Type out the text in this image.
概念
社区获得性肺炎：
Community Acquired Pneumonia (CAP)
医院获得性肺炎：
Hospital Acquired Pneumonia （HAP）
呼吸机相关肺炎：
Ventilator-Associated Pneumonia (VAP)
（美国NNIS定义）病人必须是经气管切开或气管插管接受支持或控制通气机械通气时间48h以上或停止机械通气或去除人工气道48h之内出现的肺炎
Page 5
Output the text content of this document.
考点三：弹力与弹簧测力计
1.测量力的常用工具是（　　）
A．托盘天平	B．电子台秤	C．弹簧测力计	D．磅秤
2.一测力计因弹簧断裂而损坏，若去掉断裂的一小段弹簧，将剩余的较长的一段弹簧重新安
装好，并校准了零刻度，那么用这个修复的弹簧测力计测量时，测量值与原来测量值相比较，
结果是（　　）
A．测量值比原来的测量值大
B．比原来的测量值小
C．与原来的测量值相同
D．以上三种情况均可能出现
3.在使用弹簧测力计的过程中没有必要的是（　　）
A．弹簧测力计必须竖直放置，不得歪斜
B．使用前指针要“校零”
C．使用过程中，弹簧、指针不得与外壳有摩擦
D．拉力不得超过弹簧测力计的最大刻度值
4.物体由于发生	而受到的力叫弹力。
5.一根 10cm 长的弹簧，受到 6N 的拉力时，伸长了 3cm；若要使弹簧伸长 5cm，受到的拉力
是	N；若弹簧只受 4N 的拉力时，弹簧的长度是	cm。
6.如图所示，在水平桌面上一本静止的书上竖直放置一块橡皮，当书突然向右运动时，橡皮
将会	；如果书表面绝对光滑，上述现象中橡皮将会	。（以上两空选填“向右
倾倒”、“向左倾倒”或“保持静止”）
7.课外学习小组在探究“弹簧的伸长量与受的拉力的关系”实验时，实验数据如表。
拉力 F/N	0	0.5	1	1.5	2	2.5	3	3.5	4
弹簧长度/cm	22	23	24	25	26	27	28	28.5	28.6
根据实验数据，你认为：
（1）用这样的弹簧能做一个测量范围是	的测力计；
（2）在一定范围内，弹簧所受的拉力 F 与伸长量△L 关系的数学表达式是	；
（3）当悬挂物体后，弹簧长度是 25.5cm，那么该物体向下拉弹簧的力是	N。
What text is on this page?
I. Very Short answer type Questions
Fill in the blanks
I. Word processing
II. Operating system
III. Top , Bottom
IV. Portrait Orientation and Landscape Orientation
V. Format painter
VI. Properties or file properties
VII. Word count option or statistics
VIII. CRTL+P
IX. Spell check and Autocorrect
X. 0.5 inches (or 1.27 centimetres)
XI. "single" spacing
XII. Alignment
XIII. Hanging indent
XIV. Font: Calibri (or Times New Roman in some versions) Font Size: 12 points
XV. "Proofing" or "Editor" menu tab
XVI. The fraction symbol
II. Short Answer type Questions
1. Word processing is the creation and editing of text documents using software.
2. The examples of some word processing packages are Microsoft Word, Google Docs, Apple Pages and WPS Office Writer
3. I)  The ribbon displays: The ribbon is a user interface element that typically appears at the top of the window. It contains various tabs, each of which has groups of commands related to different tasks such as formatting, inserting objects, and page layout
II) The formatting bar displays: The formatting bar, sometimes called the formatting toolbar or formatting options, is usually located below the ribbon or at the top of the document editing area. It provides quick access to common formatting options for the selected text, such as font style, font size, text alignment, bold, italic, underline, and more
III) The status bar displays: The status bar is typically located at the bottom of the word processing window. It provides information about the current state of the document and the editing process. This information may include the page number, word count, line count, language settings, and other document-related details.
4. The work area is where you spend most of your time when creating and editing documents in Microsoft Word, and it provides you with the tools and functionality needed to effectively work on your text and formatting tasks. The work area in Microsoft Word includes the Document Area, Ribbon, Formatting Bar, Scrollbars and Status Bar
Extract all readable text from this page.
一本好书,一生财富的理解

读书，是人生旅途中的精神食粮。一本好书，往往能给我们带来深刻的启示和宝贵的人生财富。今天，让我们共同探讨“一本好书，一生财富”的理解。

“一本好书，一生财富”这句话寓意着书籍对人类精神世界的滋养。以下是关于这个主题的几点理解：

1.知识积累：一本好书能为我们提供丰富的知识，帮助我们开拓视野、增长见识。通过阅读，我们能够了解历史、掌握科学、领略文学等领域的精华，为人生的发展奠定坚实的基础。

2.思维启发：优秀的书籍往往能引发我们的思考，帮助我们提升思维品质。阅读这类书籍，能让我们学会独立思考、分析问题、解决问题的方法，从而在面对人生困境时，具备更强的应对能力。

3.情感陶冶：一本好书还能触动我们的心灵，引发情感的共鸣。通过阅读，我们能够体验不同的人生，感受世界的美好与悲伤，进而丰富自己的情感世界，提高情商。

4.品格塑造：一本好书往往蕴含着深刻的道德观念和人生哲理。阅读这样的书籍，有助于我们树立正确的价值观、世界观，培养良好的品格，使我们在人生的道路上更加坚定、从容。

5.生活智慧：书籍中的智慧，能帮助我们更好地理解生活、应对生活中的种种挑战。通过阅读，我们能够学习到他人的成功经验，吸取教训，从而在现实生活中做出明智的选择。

====

WHAT IS REQUIRED
Set down every record above exactly as given.

OUTPUT FOR THIS TASK
Type out the text in this image.
概念
社区获得性肺炎：
Community Acquired Pneumonia (CAP)
医院获得性肺炎：
Hospital Acquired Pneumonia （HAP）
呼吸机相关肺炎：
Ventilator-Associated Pneumonia (VAP)
（美国NNIS定义）病人必须是经气管切开或气管插管接受支持或控制通气机械通气时间48h以上或停止机械通气或去除人工气道48h之内出现的肺炎
Page 5
Output the text content of this document.
考点三：弹力与弹簧测力计
1.测量力的常用工具是（　　）
A．托盘天平	B．电子台秤	C．弹簧测力计	D．磅秤
2.一测力计因弹簧断裂而损坏，若去掉断裂的一小段弹簧，将剩余的较长的一段弹簧重新安
装好，并校准了零刻度，那么用这个修复的弹簧测力计测量时，测量值与原来测量值相比较，
结果是（　　）
A．测量值比原来的测量值大
B．比原来的测量值小
C．与原来的测量值相同
D．以上三种情况均可能出现
3.在使用弹簧测力计的过程中没有必要的是（　　）
A．弹簧测力计必须竖直放置，不得歪斜
B．使用前指针要“校零”
C．使用过程中，弹簧、指针不得与外壳有摩擦
D．拉力不得超过弹簧测力计的最大刻度值
4.物体由于发生	而受到的力叫弹力。
5.一根 10cm 长的弹簧，受到 6N 的拉力时，伸长了 3cm；若要使弹簧伸长 5cm，受到的拉力
是	N；若弹簧只受 4N 的拉力时，弹簧的长度是	cm。
6.如图所示，在水平桌面上一本静止的书上竖直放置一块橡皮，当书突然向右运动时，橡皮
将会	；如果书表面绝对光滑，上述现象中橡皮将会	。（以上两空选填“向右
倾倒”、“向左倾倒”或“保持静止”）
7.课外学习小组在探究“弹簧的伸长量与受的拉力的关系”实验时，实验数据如表。
拉力 F/N	0	0.5	1	1.5	2	2.5	3	3.5	4
弹簧长度/cm	22	23	24	25	26	27	28	28.5	28.6
根据实验数据，你认为：
（1）用这样的弹簧能做一个测量范围是	的测力计；
（2）在一定范围内，弹簧所受的拉力 F 与伸长量△L 关系的数学表达式是	；
（3）当悬挂物体后，弹簧长度是 25.5cm，那么该物体向下拉弹簧的力是	N。
What text is on this page?
I. Very Short answer type Questions
Fill in the blanks
I. Word processing
II. Operating system
III. Top , Bottom
IV. Portrait Orientation and Landscape Orientation
V. Format painter
VI. Properties or file properties
VII. Word count option or statistics
VIII. CRTL+P
IX. Spell check and Autocorrect
X. 0.5 inches (or 1.27 centimetres)
XI. "single" spacing
XII. Alignment
XIII. Hanging indent
XIV. Font: Calibri (or Times New Roman in some versions) Font Size: 12 points
XV. "Proofing" or "Editor" menu tab
XVI. The fraction symbol
II. Short Answer type Questions
1. Word processing is the creation and editing of text documents using software.
2. The examples of some word processing packages are Microsoft Word, Google Docs, Apple Pages and WPS Office Writer
3. I)  The ribbon displays: The ribbon is a user interface element that typically appears at the top of the window. It contains various tabs, each of which has groups of commands related to different tasks such as formatting, inserting objects, and page layout
II) The formatting bar displays: The formatting bar, sometimes called the formatting toolbar or formatting options, is usually located below the ribbon or at the top of the document editing area. It provides quick access to common formatting options for the selected text, such as font style, font size, text alignment, bold, italic, underline, and more
III) The status bar displays: The status bar is typically located at the bottom of the word processing window. It provides information about the current state of the document and the editing process. This information may include the page number, word count, line count, language settings, and other document-related details.
4. The work area is where you spend most of your time when creating and editing documents in Microsoft Word, and it provides you with the tools and functionality needed to effectively work on your text and formatting tasks. The work area in Microsoft Word includes the Document Area, Ribbon, Formatting Bar, Scrollbars and Status Bar
Extract all readable text from this page.
一本好书,一生财富的理解

读书，是人生旅途中的精神食粮。一本好书，往往能给我们带来深刻的启示和宝贵的人生财富。今天，让我们共同探讨“一本好书，一生财富”的理解。

“一本好书，一生财富”这句话寓意着书籍对人类精神世界的滋养。以下是关于这个主题的几点理解：

1.知识积累：一本好书能为我们提供丰富的知识，帮助我们开拓视野、增长见识。通过阅读，我们能够了解历史、掌握科学、领略文学等领域的精华，为人生的发展奠定坚实的基础。

2.思维启发：优秀的书籍往往能引发我们的思考，帮助我们提升思维品质。阅读这类书籍，能让我们学会独立思考、分析问题、解决问题的方法，从而在面对人生困境时，具备更强的应对能力。

3.情感陶冶：一本好书还能触动我们的心灵，引发情感的共鸣。通过阅读，我们能够体验不同的人生，感受世界的美好与悲伤，进而丰富自己的情感世界，提高情商。

4.品格塑造：一本好书往往蕴含着深刻的道德观念和人生哲理。阅读这样的书籍，有助于我们树立正确的价值观、世界观，培养良好的品格，使我们在人生的道路上更加坚定、从容。

5.生活智慧：书籍中的智慧，能帮助我们更好地理解生活、应对生活中的种种挑战。通过阅读，我们能够学习到他人的成功经验，吸取教训，从而在现实生活中做出明智的选择。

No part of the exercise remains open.